* WHAT TO PRODUCE *
Pick out the lines below that include the string "legends".

* SOURCE MATERIAL *
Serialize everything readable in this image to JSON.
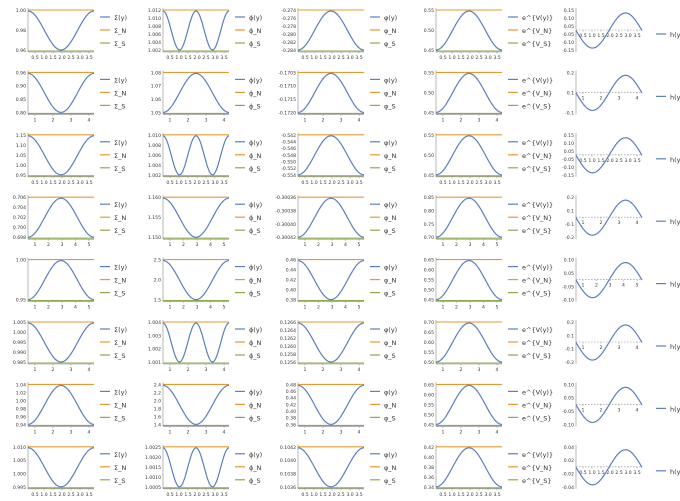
{
  "figure": {
    "layout": "8 rows x 5 columns grid of small line plots with legends",
    "colors": {
      "blue": "#5b7fbf",
      "orange": "#e49a32",
      "green": "#8bab4b",
      "axis": "#888888",
      "text": "#333333"
    }
  },
  "legends": {
    "col1": [
      {
        "label": "Σ(y)",
        "color": "#5b7fbf"
      },
      {
        "label": "Σ_N",
        "color": "#e49a32"
      },
      {
        "label": "Σ_S",
        "color": "#8bab4b"
      }
    ],
    "col2": [
      {
        "label": "ϕ(y)",
        "color": "#5b7fbf"
      },
      {
        "label": "ϕ_N",
        "color": "#e49a32"
      },
      {
        "label": "ϕ_S",
        "color": "#8bab4b"
      }
    ],
    "col3": [
      {
        "label": "φ(y)",
        "color": "#5b7fbf"
      },
      {
        "label": "φ_N",
        "color": "#e49a32"
      },
      {
        "label": "φ_S",
        "color": "#8bab4b"
      }
    ],
    "col4": [
      {
        "label": "e^{V(y)}",
        "color": "#5b7fbf"
      },
      {
        "label": "e^{V_N}",
        "color": "#e49a32"
      },
      {
        "label": "e^{V_S}",
        "color": "#8bab4b"
      }
    ],
    "col5": [
      {
        "label": "h(y)",
        "color": "#5b7fbf"
      }
    ]
  },
  "chart_data": [
    {
      "row": 1,
      "col": 1,
      "type": "line",
      "x": [
        0,
        3.6
      ],
      "xticks": [
        "0.5",
        "1.0",
        "1.5",
        "2.0",
        "2.5",
        "3.0",
        "3.5"
      ],
      "ylim": [
        0.94,
        1.02
      ],
      "yticks": [
        "1.00",
        "0.98",
        "0.96"
      ],
      "shape": "valley",
      "lines": {
        "orange": 1.02,
        "green": 0.94
      }
    },
    {
      "row": 1,
      "col": 2,
      "type": "line",
      "x": [
        0,
        3.6
      ],
      "xticks": [
        "0.5",
        "1.0",
        "1.5",
        "2.0",
        "2.5",
        "3.0",
        "3.5"
      ],
      "ylim": [
        1.0,
        1.012
      ],
      "yticks": [
        "1.012",
        "1.010",
        "1.008",
        "1.006",
        "1.004",
        "1.002"
      ],
      "shape": "double-well",
      "lines": {
        "orange": 1.009,
        "green": 1.0
      }
    },
    {
      "row": 1,
      "col": 3,
      "type": "line",
      "x": [
        0,
        3.6
      ],
      "xticks": [
        "0.5",
        "1.0",
        "1.5",
        "2.0",
        "2.5",
        "3.0",
        "3.5"
      ],
      "ylim": [
        -0.285,
        -0.2735
      ],
      "yticks": [
        "-0.274",
        "-0.276",
        "-0.278",
        "-0.280",
        "-0.282",
        "-0.284"
      ],
      "shape": "bump",
      "lines": {
        "orange": -0.2738,
        "green": -0.285
      }
    },
    {
      "row": 1,
      "col": 4,
      "type": "line",
      "x": [
        0,
        3.6
      ],
      "xticks": [
        "0.5",
        "1.0",
        "1.5",
        "2.0",
        "2.5",
        "3.0",
        "3.5"
      ],
      "ylim": [
        0.41,
        0.56
      ],
      "yticks": [
        "0.55",
        "0.50",
        "0.45"
      ],
      "shape": "bump",
      "lines": {
        "orange": 0.55,
        "green": 0.41
      }
    },
    {
      "row": 1,
      "col": 5,
      "type": "line",
      "x": [
        0,
        3.6
      ],
      "xticks": [
        "0.5",
        "1.0",
        "1.5",
        "2.0",
        "2.5",
        "3.0",
        "3.5"
      ],
      "ylim": [
        -0.16,
        0.16
      ],
      "yticks": [
        "0.15",
        "0.10",
        "0.05",
        "-0.05",
        "-0.10",
        "-0.15"
      ],
      "shape": "odd"
    },
    {
      "row": 2,
      "col": 1,
      "type": "line",
      "x": [
        0,
        5.1
      ],
      "xticks": [
        "1",
        "2",
        "3",
        "4"
      ],
      "ylim": [
        0.75,
        0.965
      ],
      "yticks": [
        "0.96",
        "0.90",
        "0.85",
        "0.80"
      ],
      "shape": "valley",
      "lines": {
        "orange": 0.96,
        "green": 0.75
      }
    },
    {
      "row": 2,
      "col": 2,
      "type": "line",
      "x": [
        0,
        5.1
      ],
      "xticks": [
        "1",
        "2",
        "3",
        "4"
      ],
      "ylim": [
        1.04,
        1.08
      ],
      "yticks": [
        "1.08",
        "1.07",
        "1.06",
        "1.05"
      ],
      "shape": "bump",
      "lines": {
        "orange": 1.08,
        "green": 1.04
      }
    },
    {
      "row": 2,
      "col": 3,
      "type": "line",
      "x": [
        0,
        5.1
      ],
      "xticks": [
        "1",
        "2",
        "3",
        "4"
      ],
      "ylim": [
        -0.1722,
        -0.1703
      ],
      "yticks": [
        "-0.1705",
        "-0.1710",
        "-0.1715",
        "-0.1720"
      ],
      "shape": "bump",
      "lines": {
        "orange": -0.1703,
        "green": -0.1722
      }
    },
    {
      "row": 2,
      "col": 4,
      "type": "line",
      "x": [
        0,
        5.1
      ],
      "xticks": [
        "1",
        "2",
        "3",
        "4"
      ],
      "ylim": [
        0.41,
        0.56
      ],
      "yticks": [
        "0.55",
        "0.50",
        "0.45"
      ],
      "shape": "bump",
      "lines": {
        "orange": 0.56,
        "green": 0.41
      }
    },
    {
      "row": 2,
      "col": 5,
      "type": "line",
      "x": [
        0,
        5.1
      ],
      "xticks": [
        "1",
        "2",
        "3",
        "4"
      ],
      "ylim": [
        -0.2,
        0.2
      ],
      "yticks": [
        "0.2",
        "0.1",
        "-0.1"
      ],
      "shape": "odd"
    },
    {
      "row": 3,
      "col": 1,
      "type": "line",
      "x": [
        0,
        3.6
      ],
      "xticks": [
        "0.5",
        "1.0",
        "1.5",
        "2.0",
        "2.5",
        "3.0",
        "3.5"
      ],
      "ylim": [
        0.93,
        1.165
      ],
      "yticks": [
        "1.15",
        "1.10",
        "1.05",
        "1.00",
        "0.95"
      ],
      "shape": "valley",
      "lines": {
        "orange": 1.16,
        "green": 0.93
      }
    },
    {
      "row": 3,
      "col": 2,
      "type": "line",
      "x": [
        0,
        3.6
      ],
      "xticks": [
        "0.5",
        "1.0",
        "1.5",
        "2.0",
        "2.5",
        "3.0",
        "3.5"
      ],
      "ylim": [
        1.0,
        1.011
      ],
      "yticks": [
        "1.010",
        "1.008",
        "1.006",
        "1.004",
        "1.002"
      ],
      "shape": "double-well",
      "lines": {
        "orange": 1.008,
        "green": 1.0
      }
    },
    {
      "row": 3,
      "col": 3,
      "type": "line",
      "x": [
        0,
        3.6
      ],
      "xticks": [
        "0.5",
        "1.0",
        "1.5",
        "2.0",
        "2.5",
        "3.0",
        "3.5"
      ],
      "ylim": [
        -0.555,
        -0.542
      ],
      "yticks": [
        "-0.542",
        "-0.544",
        "-0.546",
        "-0.548",
        "-0.550",
        "-0.552",
        "-0.554"
      ],
      "shape": "bump",
      "lines": {
        "orange": -0.5425,
        "green": -0.555
      }
    },
    {
      "row": 3,
      "col": 4,
      "type": "line",
      "x": [
        0,
        3.6
      ],
      "xticks": [
        "0.5",
        "1.0",
        "1.5",
        "2.0",
        "2.5",
        "3.0",
        "3.5"
      ],
      "ylim": [
        0.41,
        0.56
      ],
      "yticks": [
        "0.55",
        "0.50",
        "0.45"
      ],
      "shape": "bump",
      "lines": {
        "orange": 0.56,
        "green": 0.41
      }
    },
    {
      "row": 3,
      "col": 5,
      "type": "line",
      "x": [
        0,
        3.6
      ],
      "xticks": [
        "0.5",
        "1.0",
        "1.5",
        "2.0",
        "2.5",
        "3.0",
        "3.5"
      ],
      "ylim": [
        -0.18,
        0.18
      ],
      "yticks": [
        "0.15",
        "0.10",
        "0.05",
        "-0.05",
        "-0.10",
        "-0.15"
      ],
      "shape": "odd"
    },
    {
      "row": 4,
      "col": 1,
      "type": "line",
      "x": [
        0,
        5.1
      ],
      "xticks": [
        "1",
        "2",
        "3",
        "4",
        "5"
      ],
      "ylim": [
        0.6975,
        0.7065
      ],
      "yticks": [
        "0.706",
        "0.704",
        "0.702",
        "0.700",
        "0.698"
      ],
      "shape": "bump",
      "lines": {
        "orange": 0.7062,
        "green": 0.6978
      }
    },
    {
      "row": 4,
      "col": 2,
      "type": "line",
      "x": [
        0,
        5.1
      ],
      "xticks": [
        "1",
        "2",
        "3",
        "4",
        "5"
      ],
      "ylim": [
        1.149,
        1.1615
      ],
      "yticks": [
        "1.160",
        "1.155",
        "1.150"
      ],
      "shape": "valley",
      "lines": {
        "orange": 1.161,
        "green": 1.1495
      }
    },
    {
      "row": 4,
      "col": 3,
      "type": "line",
      "x": [
        0,
        5.1
      ],
      "xticks": [
        "1",
        "2",
        "3",
        "4",
        "5"
      ],
      "ylim": [
        -0.30043,
        -0.30033
      ],
      "yticks": [
        "-0.30036",
        "-0.30038",
        "-0.30040",
        "-0.30042"
      ],
      "shape": "bump",
      "lines": {
        "orange": -0.30034,
        "green": -0.30043
      }
    },
    {
      "row": 4,
      "col": 4,
      "type": "line",
      "x": [
        0,
        5.1
      ],
      "xticks": [
        "1",
        "2",
        "3",
        "4",
        "5"
      ],
      "ylim": [
        0.68,
        0.86
      ],
      "yticks": [
        "0.85",
        "0.80",
        "0.75",
        "0.70"
      ],
      "shape": "bump",
      "lines": {
        "orange": 0.85,
        "green": 0.68
      }
    },
    {
      "row": 4,
      "col": 5,
      "type": "line",
      "x": [
        0,
        5.1
      ],
      "xticks": [
        "1",
        "2",
        "3",
        "4"
      ],
      "ylim": [
        -0.22,
        0.22
      ],
      "yticks": [
        "0.2",
        "0.1",
        "-0.1",
        "-0.2"
      ],
      "shape": "odd"
    },
    {
      "row": 5,
      "col": 1,
      "type": "line",
      "x": [
        0,
        5.1
      ],
      "xticks": [
        "1",
        "2",
        "3",
        "4",
        "5"
      ],
      "ylim": [
        0.925,
        1.002
      ],
      "yticks": [
        "1.00",
        "0.95"
      ],
      "shape": "bump",
      "lines": {
        "orange": 1.001,
        "green": 0.926
      }
    },
    {
      "row": 5,
      "col": 2,
      "type": "line",
      "x": [
        0,
        5.1
      ],
      "xticks": [
        "1",
        "2",
        "3",
        "4",
        "5"
      ],
      "ylim": [
        1.45,
        3.2
      ],
      "yticks": [
        "2.5",
        "2.0",
        "1.5"
      ],
      "shape": "valley",
      "lines": {
        "orange": 3.15,
        "green": 1.47
      }
    },
    {
      "row": 5,
      "col": 3,
      "type": "line",
      "x": [
        0,
        5.1
      ],
      "xticks": [
        "1",
        "2",
        "3",
        "4",
        "5"
      ],
      "ylim": [
        0.37,
        0.47
      ],
      "yticks": [
        "0.46",
        "0.44",
        "0.42",
        "0.40",
        "0.38"
      ],
      "shape": "valley",
      "lines": {
        "orange": 0.465,
        "green": 0.372
      }
    },
    {
      "row": 5,
      "col": 4,
      "type": "line",
      "x": [
        0,
        5.1
      ],
      "xticks": [
        "1",
        "2",
        "3",
        "4",
        "5"
      ],
      "ylim": [
        0.4,
        0.7
      ],
      "yticks": [
        "0.65",
        "0.60",
        "0.55",
        "0.50",
        "0.45"
      ],
      "shape": "bump",
      "lines": {
        "orange": 0.69,
        "green": 0.4
      }
    },
    {
      "row": 5,
      "col": 5,
      "type": "line",
      "x": [
        0,
        5.1
      ],
      "xticks": [
        "1",
        "2",
        "3",
        "4",
        "5"
      ],
      "ylim": [
        -0.12,
        0.12
      ],
      "yticks": [
        "0.10",
        "0.05",
        "-0.05",
        "-0.10"
      ],
      "shape": "odd"
    },
    {
      "row": 6,
      "col": 1,
      "type": "line",
      "x": [
        0,
        5.1
      ],
      "xticks": [
        "1",
        "2",
        "3",
        "4"
      ],
      "ylim": [
        0.903,
        1.006
      ],
      "yticks": [
        "1.005",
        "1.000",
        "0.995",
        "0.990",
        "0.985"
      ],
      "shape": "valley",
      "lines": {
        "orange": 1.005,
        "green": 0.904
      }
    },
    {
      "row": 6,
      "col": 2,
      "type": "line",
      "x": [
        0,
        5.1
      ],
      "xticks": [
        "1",
        "2",
        "3",
        "4"
      ],
      "ylim": [
        1.0,
        1.0045
      ],
      "yticks": [
        "1.004",
        "1.003",
        "1.002",
        "1.001"
      ],
      "shape": "double-well",
      "lines": {
        "orange": 1.003,
        "green": 1.0
      }
    },
    {
      "row": 6,
      "col": 3,
      "type": "line",
      "x": [
        0,
        5.1
      ],
      "xticks": [
        "1",
        "2",
        "3",
        "4"
      ],
      "ylim": [
        0.1253,
        0.12665
      ],
      "yticks": [
        "0.1266",
        "0.1264",
        "0.1262",
        "0.1260",
        "0.1258",
        "0.1256"
      ],
      "shape": "valley",
      "lines": {
        "orange": 0.1266,
        "green": 0.1254
      }
    },
    {
      "row": 6,
      "col": 4,
      "type": "line",
      "x": [
        0,
        5.1
      ],
      "xticks": [
        "1",
        "2",
        "3",
        "4"
      ],
      "ylim": [
        0.46,
        0.72
      ],
      "yticks": [
        "0.70",
        "0.65",
        "0.60",
        "0.55",
        "0.50"
      ],
      "shape": "bump",
      "lines": {
        "orange": 0.71,
        "green": 0.47
      }
    },
    {
      "row": 6,
      "col": 5,
      "type": "line",
      "x": [
        0,
        5.1
      ],
      "xticks": [
        "1",
        "2",
        "3",
        "4"
      ],
      "ylim": [
        -0.22,
        0.22
      ],
      "yticks": [
        "0.2",
        "0.1",
        "-0.1",
        "-0.2"
      ],
      "shape": "odd"
    },
    {
      "row": 7,
      "col": 1,
      "type": "line",
      "x": [
        0,
        5.1
      ],
      "xticks": [
        "1",
        "2",
        "3",
        "4"
      ],
      "ylim": [
        0.935,
        1.045
      ],
      "yticks": [
        "1.04",
        "1.02",
        "1.00",
        "0.98",
        "0.96",
        "0.94"
      ],
      "shape": "bump",
      "lines": {
        "orange": 1.042,
        "green": 0.937
      }
    },
    {
      "row": 7,
      "col": 2,
      "type": "line",
      "x": [
        0,
        5.1
      ],
      "xticks": [
        "1",
        "2",
        "3",
        "4"
      ],
      "ylim": [
        1.3,
        2.45
      ],
      "yticks": [
        "2.4",
        "2.2",
        "2.0",
        "1.8",
        "1.6",
        "1.4"
      ],
      "shape": "valley",
      "lines": {
        "orange": 2.4,
        "green": 1.32
      }
    },
    {
      "row": 7,
      "col": 3,
      "type": "line",
      "x": [
        0,
        5.1
      ],
      "xticks": [
        "1",
        "2",
        "3",
        "4"
      ],
      "ylim": [
        0.355,
        0.485
      ],
      "yticks": [
        "0.48",
        "0.46",
        "0.44",
        "0.42",
        "0.40",
        "0.38",
        "0.36"
      ],
      "shape": "valley",
      "lines": {
        "orange": 0.48,
        "green": 0.357
      }
    },
    {
      "row": 7,
      "col": 4,
      "type": "line",
      "x": [
        0,
        5.1
      ],
      "xticks": [
        "1",
        "2",
        "3",
        "4"
      ],
      "ylim": [
        0.4,
        0.7
      ],
      "yticks": [
        "0.65",
        "0.60",
        "0.55",
        "0.50",
        "0.45"
      ],
      "shape": "bump",
      "lines": {
        "orange": 0.69,
        "green": 0.4
      }
    },
    {
      "row": 7,
      "col": 5,
      "type": "line",
      "x": [
        0,
        5.1
      ],
      "xticks": [
        "1",
        "2",
        "3",
        "4"
      ],
      "ylim": [
        -0.12,
        0.12
      ],
      "yticks": [
        "0.10",
        "0.05",
        "-0.05",
        "-0.10"
      ],
      "shape": "odd"
    },
    {
      "row": 8,
      "col": 1,
      "type": "line",
      "x": [
        0,
        3.6
      ],
      "xticks": [
        "0.5",
        "1.0",
        "1.5",
        "2.0",
        "2.5",
        "3.0",
        "3.5"
      ],
      "ylim": [
        0.9935,
        1.0115
      ],
      "yticks": [
        "1.010",
        "1.005",
        "1.000",
        "0.995"
      ],
      "shape": "valley",
      "lines": {
        "orange": 1.011,
        "green": 0.994
      }
    },
    {
      "row": 8,
      "col": 2,
      "type": "line",
      "x": [
        0,
        3.6
      ],
      "xticks": [
        "0.5",
        "1.0",
        "1.5",
        "2.0",
        "2.5",
        "3.0",
        "3.5"
      ],
      "ylim": [
        1.0,
        1.0026
      ],
      "yticks": [
        "1.0025",
        "1.0020",
        "1.0015",
        "1.0010",
        "1.0005"
      ],
      "shape": "double-well",
      "lines": {
        "orange": 1.0017,
        "green": 1.0
      }
    },
    {
      "row": 8,
      "col": 3,
      "type": "line",
      "x": [
        0,
        3.6
      ],
      "xticks": [
        "0.5",
        "1.0",
        "1.5",
        "2.0",
        "2.5",
        "3.0",
        "3.5"
      ],
      "ylim": [
        0.10345,
        0.10425
      ],
      "yticks": [
        "0.1042",
        "0.1040",
        "0.1038",
        "0.1036"
      ],
      "shape": "valley",
      "lines": {
        "orange": 0.1042,
        "green": 0.1035
      }
    },
    {
      "row": 8,
      "col": 4,
      "type": "line",
      "x": [
        0,
        3.6
      ],
      "xticks": [
        "0.5",
        "1.0",
        "1.5",
        "2.0",
        "2.5",
        "3.0",
        "3.5"
      ],
      "ylim": [
        0.335,
        0.425
      ],
      "yticks": [
        "0.42",
        "0.40",
        "0.38",
        "0.36",
        "0.34"
      ],
      "shape": "bump",
      "lines": {
        "orange": 0.42,
        "green": 0.338
      }
    },
    {
      "row": 8,
      "col": 5,
      "type": "line",
      "x": [
        0,
        3.6
      ],
      "xticks": [
        "0.5",
        "1.0",
        "1.5",
        "2.0",
        "2.5",
        "3.0",
        "3.5"
      ],
      "ylim": [
        -0.045,
        0.045
      ],
      "yticks": [
        "0.04",
        "0.02",
        "-0.02",
        "-0.04"
      ],
      "shape": "odd"
    }
  ]
}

* ANSWER TO THE EXERCISE *
    "layout": "8 rows x 5 columns grid of small line plots with legends",
  "legends": {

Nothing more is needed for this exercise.